Stored data
++++++
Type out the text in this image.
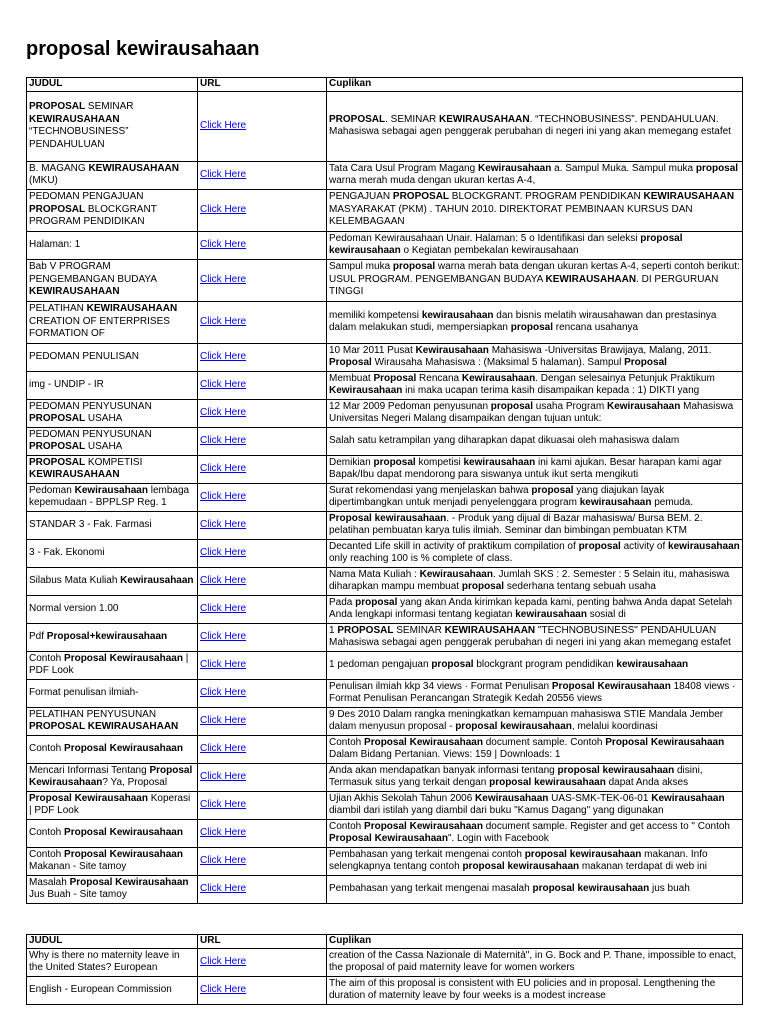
proposal kewirausahaan
JUDUL	URL	Cuplikan
PROPOSAL SEMINAR KEWIRAUSAHAAN “TECHNOBUSINESS” PENDAHULUAN	Click Here	PROPOSAL. SEMINAR KEWIRAUSAHAAN. “TECHNOBUSINESS”. PENDAHULUAN. Mahasiswa sebagai agen penggerak perubahan di negeri ini yang akan memegang estafet
B. MAGANG KEWIRAUSAHAAN (MKU)	Click Here	Tata Cara Usul Program Magang Kewirausahaan a. Sampul Muka. Sampul muka proposal warna merah muda dengan ukuran kertas A-4,
PEDOMAN PENGAJUAN PROPOSAL BLOCKGRANT PROGRAM PENDIDIKAN	Click Here	PENGAJUAN PROPOSAL BLOCKGRANT. PROGRAM PENDIDIKAN KEWIRAUSAHAAN MASYARAKAT (PKM) . TAHUN 2010. DIREKTORAT PEMBINAAN KURSUS DAN KELEMBAGAAN
Halaman: 1	Click Here	Pedoman Kewirausahaan Unair. Halaman: 5 o Identifikasi dan seleksi proposal kewirausahaan o Kegiatan pembekalan kewirausahaan
Bab V PROGRAM PENGEMBANGAN BUDAYA KEWIRAUSAHAAN	Click Here	Sampul muka proposal warna merah bata dengan ukuran kertas A-4, seperti contoh berikut: USUL PROGRAM. PENGEMBANGAN BUDAYA KEWIRAUSAHAAN. DI PERGURUAN TINGGI
PELATIHAN KEWIRAUSAHAAN CREATION OF ENTERPRISES FORMATION OF	Click Here	memiliki kompetensi kewirausahaan dan bisnis melatih wirausahawan dan prestasinya dalam melakukan studi, mempersiapkan proposal rencana usahanya
PEDOMAN PENULISAN	Click Here	10 Mar 2011 Pusat Kewirausahaan Mahasiswa -Universitas Brawijaya, Malang, 2011. Proposal Wirausaha Mahasiswa : (Maksimal 5 halaman). Sampul Proposal
img - UNDIP - IR	Click Here	Membuat Proposal Rencana Kewirausahaan. Dengan selesainya Petunjuk Praktikum Kewirausahaan ini maka ucapan terima kasih disampaikan kepada : 1) DIKTI yang
PEDOMAN PENYUSUNAN PROPOSAL USAHA	Click Here	12 Mar 2009 Pedoman penyusunan proposal usaha Program Kewirausahaan Mahasiswa Universitas Negeri Malang disampaikan dengan tujuan untuk:
PEDOMAN PENYUSUNAN PROPOSAL USAHA	Click Here	Salah satu ketrampilan yang diharapkan dapat dikuasai oleh mahasiswa dalam
PROPOSAL KOMPETISI KEWIRAUSAHAAN	Click Here	Demikian proposal kompetisi kewirausahaan ini kami ajukan. Besar harapan kami agar Bapak/Ibu dapat mendorong para siswanya untuk ikut serta mengikuti
Pedoman Kewirausahaan lembaga kepemudaan - BPPLSP Reg. 1	Click Here	Surat rekomendasi yang menjelaskan bahwa proposal yang diajukan layak dipertimbangkan untuk menjadi penyelenggara program kewirausahaan pemuda.
STANDAR 3 - Fak. Farmasi	Click Here	Proposal kewirausahaan. - Produk yang dijual di Bazar mahasiswa/ Bursa BEM. 2. pelatihan pembuatan karya tulis ilmiah. Seminar dan bimbingan pembuatan KTM
3 - Fak. Ekonomi	Click Here	Decanted Life skill in activity of praktikum compilation of proposal activity of kewirausahaan only reaching 100 is % complete of class.
Silabus Mata Kuliah Kewirausahaan	Click Here	Nama Mata Kuliah : Kewirausahaan. Jumlah SKS : 2. Semester : 5 Selain itu, mahasiswa diharapkan mampu membuat proposal sederhana tentang sebuah usaha
Normal version 1.00	Click Here	Pada proposal yang akan Anda kirimkan kepada kami, penting bahwa Anda dapat Setelah Anda lengkapi informasi tentang kegiatan kewirausahaan sosial di
Pdf Proposal+kewirausahaan	Click Here	1 PROPOSAL SEMINAR KEWIRAUSAHAAN "TECHNOBUSINESS" PENDAHULUAN Mahasiswa sebagai agen penggerak perubahan di negeri ini yang akan memegang estafet
Contoh Proposal Kewirausahaan | PDF Look	Click Here	1 pedoman pengajuan proposal blockgrant program pendidikan kewirausahaan
Format penulisan ilmiah-	Click Here	Penulisan ilmiah kkp 34 views · Format Penulisan Proposal Kewirausahaan 18408 views · Format Penulisan Perancangan Strategik Kedah 20556 views
PELATIHAN PENYUSUNAN PROPOSAL KEWIRAUSAHAAN	Click Here	9 Des 2010 Dalam rangka meningkatkan kemampuan mahasiswa STIE Mandala Jember dalam menyusun proposal - proposal kewirausahaan, melalui koordinasi
Contoh Proposal Kewirausahaan	Click Here	Contoh Proposal Kewirausahaan document sample. Contoh Proposal Kewirausahaan Dalam Bidang Pertanian. Views: 159 | Downloads: 1
Mencari Informasi Tentang Proposal Kewirausahaan? Ya, Proposal	Click Here	Anda akan mendapatkan banyak informasi tentang proposal kewirausahaan disini, Termasuk situs yang terkait dengan proposal kewirausahaan dapat Anda akses
Proposal Kewirausahaan Koperasi | PDF Look	Click Here	Ujian Akhis Sekolah Tahun 2006 Kewirausahaan UAS-SMK-TEK-06-01 Kewirausahaan diambil dari istilah yang diambil dari buku "Kamus Dagang" yang digunakan
Contoh Proposal Kewirausahaan	Click Here	Contoh Proposal Kewirausahaan document sample. Register and get access to " Contoh Proposal Kewirausahaan". Login with Facebook
Contoh Proposal Kewirausahaan Makanan - Site tamoy	Click Here	Pembahasan yang terkait mengenai contoh proposal kewirausahaan makanan. Info selengkapnya tentang contoh proposal kewirausahaan makanan terdapat di web ini
Masalah Proposal Kewirausahaan Jus Buah - Site tamoy	Click Here	Pembahasan yang terkait mengenai masalah proposal kewirausahaan jus buah
JUDUL	URL	Cuplikan
Why is there no maternity leave in the United States? European	Click Here	creation of the Cassa Nazionale di Maternità", in G. Bock and P. Thane, impossible to enact, the proposal of paid maternity leave for women workers
English - European Commission	Click Here	The aim of this proposal is consistent with EU policies and in proposal. Lengthening the duration of maternity leave by four weeks is a modest increase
++++++
**WRITTEN TASK**
Take the listing and print it again exactly, but without any pictures.

**PROBLEM SOLUTION**
Type out the text in this image.
proposal kewirausahaan
JUDUL	URL	Cuplikan
PROPOSAL SEMINAR KEWIRAUSAHAAN “TECHNOBUSINESS” PENDAHULUAN	Click Here	PROPOSAL. SEMINAR KEWIRAUSAHAAN. “TECHNOBUSINESS”. PENDAHULUAN. Mahasiswa sebagai agen penggerak perubahan di negeri ini yang akan memegang estafet
B. MAGANG KEWIRAUSAHAAN (MKU)	Click Here	Tata Cara Usul Program Magang Kewirausahaan a. Sampul Muka. Sampul muka proposal warna merah muda dengan ukuran kertas A-4,
PEDOMAN PENGAJUAN PROPOSAL BLOCKGRANT PROGRAM PENDIDIKAN	Click Here	PENGAJUAN PROPOSAL BLOCKGRANT. PROGRAM PENDIDIKAN KEWIRAUSAHAAN MASYARAKAT (PKM) . TAHUN 2010. DIREKTORAT PEMBINAAN KURSUS DAN KELEMBAGAAN
Halaman: 1	Click Here	Pedoman Kewirausahaan Unair. Halaman: 5 o Identifikasi dan seleksi proposal kewirausahaan o Kegiatan pembekalan kewirausahaan
Bab V PROGRAM PENGEMBANGAN BUDAYA KEWIRAUSAHAAN	Click Here	Sampul muka proposal warna merah bata dengan ukuran kertas A-4, seperti contoh berikut: USUL PROGRAM. PENGEMBANGAN BUDAYA KEWIRAUSAHAAN. DI PERGURUAN TINGGI
PELATIHAN KEWIRAUSAHAAN CREATION OF ENTERPRISES FORMATION OF	Click Here	memiliki kompetensi kewirausahaan dan bisnis melatih wirausahawan dan prestasinya dalam melakukan studi, mempersiapkan proposal rencana usahanya
PEDOMAN PENULISAN	Click Here	10 Mar 2011 Pusat Kewirausahaan Mahasiswa -Universitas Brawijaya, Malang, 2011. Proposal Wirausaha Mahasiswa : (Maksimal 5 halaman). Sampul Proposal
img - UNDIP - IR	Click Here	Membuat Proposal Rencana Kewirausahaan. Dengan selesainya Petunjuk Praktikum Kewirausahaan ini maka ucapan terima kasih disampaikan kepada : 1) DIKTI yang
PEDOMAN PENYUSUNAN PROPOSAL USAHA	Click Here	12 Mar 2009 Pedoman penyusunan proposal usaha Program Kewirausahaan Mahasiswa Universitas Negeri Malang disampaikan dengan tujuan untuk:
PEDOMAN PENYUSUNAN PROPOSAL USAHA	Click Here	Salah satu ketrampilan yang diharapkan dapat dikuasai oleh mahasiswa dalam
PROPOSAL KOMPETISI KEWIRAUSAHAAN	Click Here	Demikian proposal kompetisi kewirausahaan ini kami ajukan. Besar harapan kami agar Bapak/Ibu dapat mendorong para siswanya untuk ikut serta mengikuti
Pedoman Kewirausahaan lembaga kepemudaan - BPPLSP Reg. 1	Click Here	Surat rekomendasi yang menjelaskan bahwa proposal yang diajukan layak dipertimbangkan untuk menjadi penyelenggara program kewirausahaan pemuda.
STANDAR 3 - Fak. Farmasi	Click Here	Proposal kewirausahaan. - Produk yang dijual di Bazar mahasiswa/ Bursa BEM. 2. pelatihan pembuatan karya tulis ilmiah. Seminar dan bimbingan pembuatan KTM
3 - Fak. Ekonomi	Click Here	Decanted Life skill in activity of praktikum compilation of proposal activity of kewirausahaan only reaching 100 is % complete of class.
Silabus Mata Kuliah Kewirausahaan	Click Here	Nama Mata Kuliah : Kewirausahaan. Jumlah SKS : 2. Semester : 5 Selain itu, mahasiswa diharapkan mampu membuat proposal sederhana tentang sebuah usaha
Normal version 1.00	Click Here	Pada proposal yang akan Anda kirimkan kepada kami, penting bahwa Anda dapat Setelah Anda lengkapi informasi tentang kegiatan kewirausahaan sosial di
Pdf Proposal+kewirausahaan	Click Here	1 PROPOSAL SEMINAR KEWIRAUSAHAAN "TECHNOBUSINESS" PENDAHULUAN Mahasiswa sebagai agen penggerak perubahan di negeri ini yang akan memegang estafet
Contoh Proposal Kewirausahaan | PDF Look	Click Here	1 pedoman pengajuan proposal blockgrant program pendidikan kewirausahaan
Format penulisan ilmiah-	Click Here	Penulisan ilmiah kkp 34 views · Format Penulisan Proposal Kewirausahaan 18408 views · Format Penulisan Perancangan Strategik Kedah 20556 views
PELATIHAN PENYUSUNAN PROPOSAL KEWIRAUSAHAAN	Click Here	9 Des 2010 Dalam rangka meningkatkan kemampuan mahasiswa STIE Mandala Jember dalam menyusun proposal - proposal kewirausahaan, melalui koordinasi
Contoh Proposal Kewirausahaan	Click Here	Contoh Proposal Kewirausahaan document sample. Contoh Proposal Kewirausahaan Dalam Bidang Pertanian. Views: 159 | Downloads: 1
Mencari Informasi Tentang Proposal Kewirausahaan? Ya, Proposal	Click Here	Anda akan mendapatkan banyak informasi tentang proposal kewirausahaan disini, Termasuk situs yang terkait dengan proposal kewirausahaan dapat Anda akses
Proposal Kewirausahaan Koperasi | PDF Look	Click Here	Ujian Akhis Sekolah Tahun 2006 Kewirausahaan UAS-SMK-TEK-06-01 Kewirausahaan diambil dari istilah yang diambil dari buku "Kamus Dagang" yang digunakan
Contoh Proposal Kewirausahaan	Click Here	Contoh Proposal Kewirausahaan document sample. Register and get access to " Contoh Proposal Kewirausahaan". Login with Facebook
Contoh Proposal Kewirausahaan Makanan - Site tamoy	Click Here	Pembahasan yang terkait mengenai contoh proposal kewirausahaan makanan. Info selengkapnya tentang contoh proposal kewirausahaan makanan terdapat di web ini
Masalah Proposal Kewirausahaan Jus Buah - Site tamoy	Click Here	Pembahasan yang terkait mengenai masalah proposal kewirausahaan jus buah
JUDUL	URL	Cuplikan
Why is there no maternity leave in the United States? European	Click Here	creation of the Cassa Nazionale di Maternità", in G. Bock and P. Thane, impossible to enact, the proposal of paid maternity leave for women workers
English - European Commission	Click Here	The aim of this proposal is consistent with EU policies and in proposal. Lengthening the duration of maternity leave by four weeks is a modest increase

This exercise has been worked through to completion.